> PROMPT
Collect each line of the entries that holds the string "éruptions".

> ENTRIES SHOWN
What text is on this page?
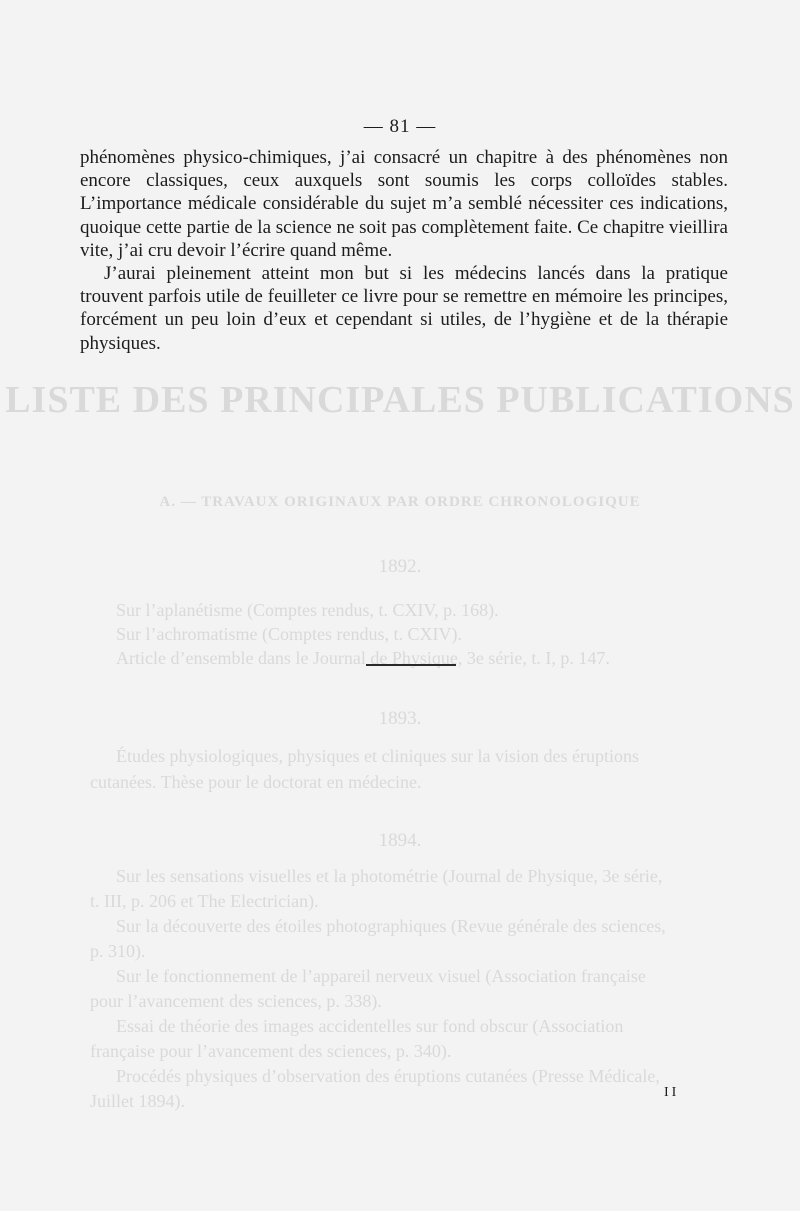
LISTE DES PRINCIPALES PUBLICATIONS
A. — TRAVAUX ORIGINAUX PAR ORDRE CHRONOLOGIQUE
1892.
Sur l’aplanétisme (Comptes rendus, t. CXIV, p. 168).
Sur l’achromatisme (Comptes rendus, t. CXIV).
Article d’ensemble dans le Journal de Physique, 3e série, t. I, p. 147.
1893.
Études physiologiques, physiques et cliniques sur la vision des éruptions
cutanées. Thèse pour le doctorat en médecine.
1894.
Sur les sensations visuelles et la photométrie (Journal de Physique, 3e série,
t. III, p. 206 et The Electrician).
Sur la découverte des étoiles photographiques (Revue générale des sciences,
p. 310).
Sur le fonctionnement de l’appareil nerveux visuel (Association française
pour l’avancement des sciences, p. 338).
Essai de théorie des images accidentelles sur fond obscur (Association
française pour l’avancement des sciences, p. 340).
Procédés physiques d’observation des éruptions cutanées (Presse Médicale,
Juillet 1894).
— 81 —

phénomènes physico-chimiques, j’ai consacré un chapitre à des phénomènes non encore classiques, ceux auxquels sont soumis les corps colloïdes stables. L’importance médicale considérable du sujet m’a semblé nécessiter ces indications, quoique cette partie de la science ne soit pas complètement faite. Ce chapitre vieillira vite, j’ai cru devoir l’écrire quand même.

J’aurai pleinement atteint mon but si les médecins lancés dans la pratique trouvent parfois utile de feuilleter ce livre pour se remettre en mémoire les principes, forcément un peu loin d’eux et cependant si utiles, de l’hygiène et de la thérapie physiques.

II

* * *

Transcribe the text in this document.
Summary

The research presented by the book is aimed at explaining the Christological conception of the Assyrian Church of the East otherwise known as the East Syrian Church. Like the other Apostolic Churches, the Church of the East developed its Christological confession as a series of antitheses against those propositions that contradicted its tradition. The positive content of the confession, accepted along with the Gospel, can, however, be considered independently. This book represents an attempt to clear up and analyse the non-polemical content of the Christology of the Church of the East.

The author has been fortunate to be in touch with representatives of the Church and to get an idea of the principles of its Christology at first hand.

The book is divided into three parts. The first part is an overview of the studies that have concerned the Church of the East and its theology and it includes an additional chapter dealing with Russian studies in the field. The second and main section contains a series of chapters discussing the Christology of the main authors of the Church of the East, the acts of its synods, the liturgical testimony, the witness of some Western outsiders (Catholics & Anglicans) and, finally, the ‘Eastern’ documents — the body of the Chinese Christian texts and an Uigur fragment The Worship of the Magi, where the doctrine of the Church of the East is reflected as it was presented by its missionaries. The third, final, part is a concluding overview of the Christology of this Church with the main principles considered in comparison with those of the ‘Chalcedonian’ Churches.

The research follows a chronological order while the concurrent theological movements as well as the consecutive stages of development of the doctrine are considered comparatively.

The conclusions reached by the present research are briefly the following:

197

> OUTPUT OF THE TASK
Études physiologiques, physiques et cliniques sur la vision des éruptions
Procédés physiques d’observation des éruptions cutanées (Presse Médicale,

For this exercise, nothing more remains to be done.